Goal: Copy every record below exactly as written, but leave out the pictures.

┄┄┄┄┄┄┄┄┄┄┄┄┄┄┄┄┄┄┄┄

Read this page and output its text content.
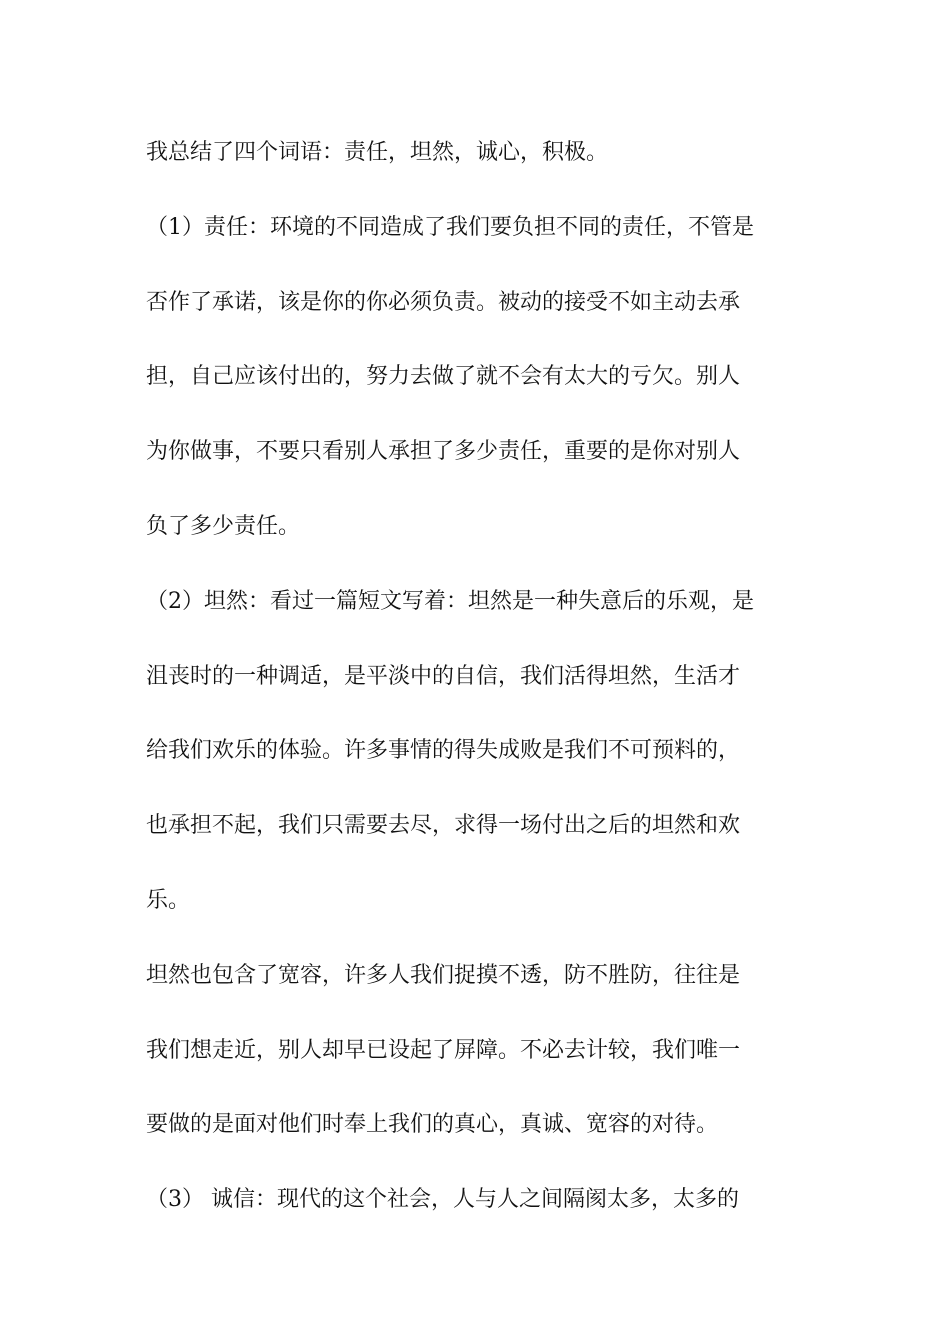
我总结了四个词语：责任，坦然，诚心，积极。
（1）责任：环境的不同造成了我们要负担不同的责任，不管是
否作了承诺，该是你的你必须负责。被动的接受不如主动去承
担，自己应该付出的，努力去做了就不会有太大的亏欠。别人
为你做事，不要只看别人承担了多少责任，重要的是你对别人
负了多少责任。
（2）坦然：看过一篇短文写着：坦然是一种失意后的乐观，是
沮丧时的一种调适，是平淡中的自信，我们活得坦然，生活才
给我们欢乐的体验。许多事情的得失成败是我们不可预料的，
也承担不起，我们只需要去尽，求得一场付出之后的坦然和欢
乐。
坦然也包含了宽容，许多人我们捉摸不透，防不胜防，往往是
我们想走近，别人却早已设起了屏障。不必去计较，我们唯一
要做的是面对他们时奉上我们的真心，真诚、宽容的对待。
（3） 诚信：现代的这个社会，人与人之间隔阂太多，太多的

┄┄┄┄┄┄┄┄┄┄┄┄┄┄┄┄┄┄┄┄

Finished answer:
Read this page and output its text content.
我总结了四个词语：责任，坦然，诚心，积极。
（1）责任：环境的不同造成了我们要负担不同的责任，不管是
否作了承诺，该是你的你必须负责。被动的接受不如主动去承
担，自己应该付出的，努力去做了就不会有太大的亏欠。别人
为你做事，不要只看别人承担了多少责任，重要的是你对别人
负了多少责任。
（2）坦然：看过一篇短文写着：坦然是一种失意后的乐观，是
沮丧时的一种调适，是平淡中的自信，我们活得坦然，生活才
给我们欢乐的体验。许多事情的得失成败是我们不可预料的，
也承担不起，我们只需要去尽，求得一场付出之后的坦然和欢
乐。
坦然也包含了宽容，许多人我们捉摸不透，防不胜防，往往是
我们想走近，别人却早已设起了屏障。不必去计较，我们唯一
要做的是面对他们时奉上我们的真心，真诚、宽容的对待。
（3） 诚信：现代的这个社会，人与人之间隔阂太多，太多的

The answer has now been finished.